### [TASK LIST]
A - In the discussion about the proposed RocketResource trait, why does one commenter think the trait should not be derivable?
B - List every function declared inside the RocketResource trait in the discussion about that trait.
C - Write the next reply in the discussion about the RocketResource trait, following its last message.

I've been thinking a lot about this lately, and here's the sketch of the trait I propose :

pub trait RocketResource {
    type Id: for<'a> request::FromParam<'a>;
    type Requirements: for<'a, 'r> request::FromRequest<'a, 'r>;
    type CreateResponse: for<'r> response::Responder<'r>;
    type ReadResponse: for<'r> response::Responder<'r>;
    type UpdateResponse: for<'r> response::Responder<'r>;
    type DeleteResponse: for<'r> response::Responder<'r>;
    type Input: data::FromData;

    fn create(input: Self::Input, format: http::ContentType, requirements: Self::Requirements)
        -> Self::CreateResponse;

    fn read(id: Self::Id, format: http::ContentType, requirements: Self::Requirements)
        -> Self::ReadResponse;

    fn update(input: Self::Input, id: Self::Id, format: http::ContentType, requirements: Self::Requirements)
        -> Self::UpdateResponse;

    fn delete(id: Self::Id, format: http::ContentType, requirements: Self::Requirements)
        -> Self::DeleteResponse;
}

From @SergioBenitez proposition :

  • I've added a parameter for requirements, like retrieving state,
  • made id type generic,
  • and also made data from request generic

@Meralis40 would this trait be derivable? I think the big win of having a resource is being able to add one annotation and have everything flushed out.

If it's not possible to make this derivable, maybe a rails style cli generator could be an option here. The generator could take care of the routes and a common diesel model. I also think the generator would be great for a working example, including tests.

I've been thinking of the best approach for this as well. Maybe the answer is a combination of a trait and generator, I just wanted to get this idea out there.

I think the best approch is the combination of a trait and generator.
I don't think this should be derivable : the underlying implementation is up to the user, not rocket_codegen.
Maybe we could add this in rocket_contrib first ?

Also, :+1 for common diesel model.

I will try to make a working example.

Edit : i've modified the todo example to use the trait, see at https://github.com/Meralis40/rocket-resource
After doing this, I think we can combine a generator (for default implementation), and a attribute
(for generate the boilerplate).

If I had a resource which required an API key to access, how would I express that guard while using the trait?

Document structure recognition data:
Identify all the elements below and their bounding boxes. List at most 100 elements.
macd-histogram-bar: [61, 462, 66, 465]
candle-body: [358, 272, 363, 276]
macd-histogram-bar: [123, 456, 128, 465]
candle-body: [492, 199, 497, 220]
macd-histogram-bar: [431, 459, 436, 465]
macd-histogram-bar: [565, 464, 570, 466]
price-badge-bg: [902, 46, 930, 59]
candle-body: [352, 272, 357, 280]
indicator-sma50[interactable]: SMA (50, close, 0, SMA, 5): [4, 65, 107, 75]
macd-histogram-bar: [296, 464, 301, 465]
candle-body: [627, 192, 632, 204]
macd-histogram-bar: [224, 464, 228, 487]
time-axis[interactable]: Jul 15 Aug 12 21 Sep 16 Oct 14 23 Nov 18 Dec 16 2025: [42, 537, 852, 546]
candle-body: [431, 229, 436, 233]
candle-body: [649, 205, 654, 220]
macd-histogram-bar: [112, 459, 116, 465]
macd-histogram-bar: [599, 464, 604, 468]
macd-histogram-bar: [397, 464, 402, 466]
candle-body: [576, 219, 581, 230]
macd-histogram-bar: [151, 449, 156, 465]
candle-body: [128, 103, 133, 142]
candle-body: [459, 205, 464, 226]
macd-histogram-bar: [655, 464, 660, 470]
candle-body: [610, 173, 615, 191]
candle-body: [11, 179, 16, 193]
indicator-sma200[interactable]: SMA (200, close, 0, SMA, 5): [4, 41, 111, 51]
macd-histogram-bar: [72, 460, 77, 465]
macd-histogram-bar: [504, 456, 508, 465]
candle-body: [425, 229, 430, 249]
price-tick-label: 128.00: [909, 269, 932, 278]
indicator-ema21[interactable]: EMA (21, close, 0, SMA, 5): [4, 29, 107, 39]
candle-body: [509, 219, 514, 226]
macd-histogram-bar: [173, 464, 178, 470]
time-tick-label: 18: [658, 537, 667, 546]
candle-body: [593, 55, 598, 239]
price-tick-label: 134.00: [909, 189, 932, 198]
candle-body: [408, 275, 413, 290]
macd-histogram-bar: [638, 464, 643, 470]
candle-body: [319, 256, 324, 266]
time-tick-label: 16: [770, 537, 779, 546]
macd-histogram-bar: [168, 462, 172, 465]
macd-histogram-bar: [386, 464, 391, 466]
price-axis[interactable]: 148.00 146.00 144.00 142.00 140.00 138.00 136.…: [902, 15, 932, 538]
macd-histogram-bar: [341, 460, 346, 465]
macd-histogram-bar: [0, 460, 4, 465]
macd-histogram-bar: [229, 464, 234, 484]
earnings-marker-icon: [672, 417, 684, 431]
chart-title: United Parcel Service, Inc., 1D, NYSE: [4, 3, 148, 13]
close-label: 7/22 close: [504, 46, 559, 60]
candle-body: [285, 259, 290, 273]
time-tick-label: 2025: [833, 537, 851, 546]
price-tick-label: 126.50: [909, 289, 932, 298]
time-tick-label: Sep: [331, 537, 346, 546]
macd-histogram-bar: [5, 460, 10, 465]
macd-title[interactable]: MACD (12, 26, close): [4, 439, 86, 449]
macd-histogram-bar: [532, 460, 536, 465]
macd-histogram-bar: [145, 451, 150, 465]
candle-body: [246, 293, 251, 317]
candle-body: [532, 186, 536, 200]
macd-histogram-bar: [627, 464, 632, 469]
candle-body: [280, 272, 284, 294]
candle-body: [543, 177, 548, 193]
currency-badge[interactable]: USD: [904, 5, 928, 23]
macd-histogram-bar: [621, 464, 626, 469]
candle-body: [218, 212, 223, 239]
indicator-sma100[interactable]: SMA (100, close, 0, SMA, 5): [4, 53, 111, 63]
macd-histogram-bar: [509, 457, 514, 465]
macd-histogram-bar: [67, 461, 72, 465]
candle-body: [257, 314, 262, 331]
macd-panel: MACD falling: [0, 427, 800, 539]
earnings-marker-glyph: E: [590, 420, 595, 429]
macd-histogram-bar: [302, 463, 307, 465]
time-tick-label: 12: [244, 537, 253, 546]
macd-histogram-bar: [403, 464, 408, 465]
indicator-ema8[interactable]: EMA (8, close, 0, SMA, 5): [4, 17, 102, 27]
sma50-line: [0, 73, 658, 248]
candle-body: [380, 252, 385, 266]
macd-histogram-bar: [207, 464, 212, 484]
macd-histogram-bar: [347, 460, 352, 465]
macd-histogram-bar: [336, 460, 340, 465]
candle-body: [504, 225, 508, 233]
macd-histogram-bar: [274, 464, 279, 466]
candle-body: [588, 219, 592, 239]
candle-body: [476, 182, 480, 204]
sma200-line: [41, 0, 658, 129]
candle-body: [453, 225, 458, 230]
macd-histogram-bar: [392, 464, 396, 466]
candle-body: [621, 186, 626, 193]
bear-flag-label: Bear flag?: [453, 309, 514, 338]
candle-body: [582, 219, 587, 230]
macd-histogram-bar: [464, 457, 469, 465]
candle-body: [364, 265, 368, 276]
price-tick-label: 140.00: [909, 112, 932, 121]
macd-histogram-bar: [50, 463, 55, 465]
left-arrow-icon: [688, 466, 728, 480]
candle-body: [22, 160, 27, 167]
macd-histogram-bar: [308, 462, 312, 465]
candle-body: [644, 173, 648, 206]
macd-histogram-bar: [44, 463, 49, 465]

### [RESULTS FOR THE EXERCISE]
A - The commenter says the underlying implementation is up to the user, not rocket_codegen.

B - create, read, update, delete

C -
The more I think about it, the more I think this trait is not a good fit to Rocket in the current form : for example you can't have your API key on body, it must be an custom header. In addition, if you want several guards for access (imagine an API key with a database and user session loaded), you need another struct for that, only to comply with the trait.

Also, if we want to have different data depending on user been admin or not (for example), the user need to implement the logic on the trait (when currently, the auto-generated handler helps).

Another potential design can be something like this :

#[resource("todo")]
pub mod todo {
    struct Todo {
        description: String,
        completed: bool,
    }

    #[resource_get("/<id>")]
    fn read_one(id: ID, format: ContentType) -> DBResult<Either<Template, JSON<String>>> {
        let todo = try!(Database::find_todo(id));
        if format.is_json() {
            Either::B(JSON(todo.to_string()))
        } else {
            Either::A(Template::render("todo", &todo))
        }
    }
}

fn main() {
    rocket::ignite().register("/", resources![todo]).launch()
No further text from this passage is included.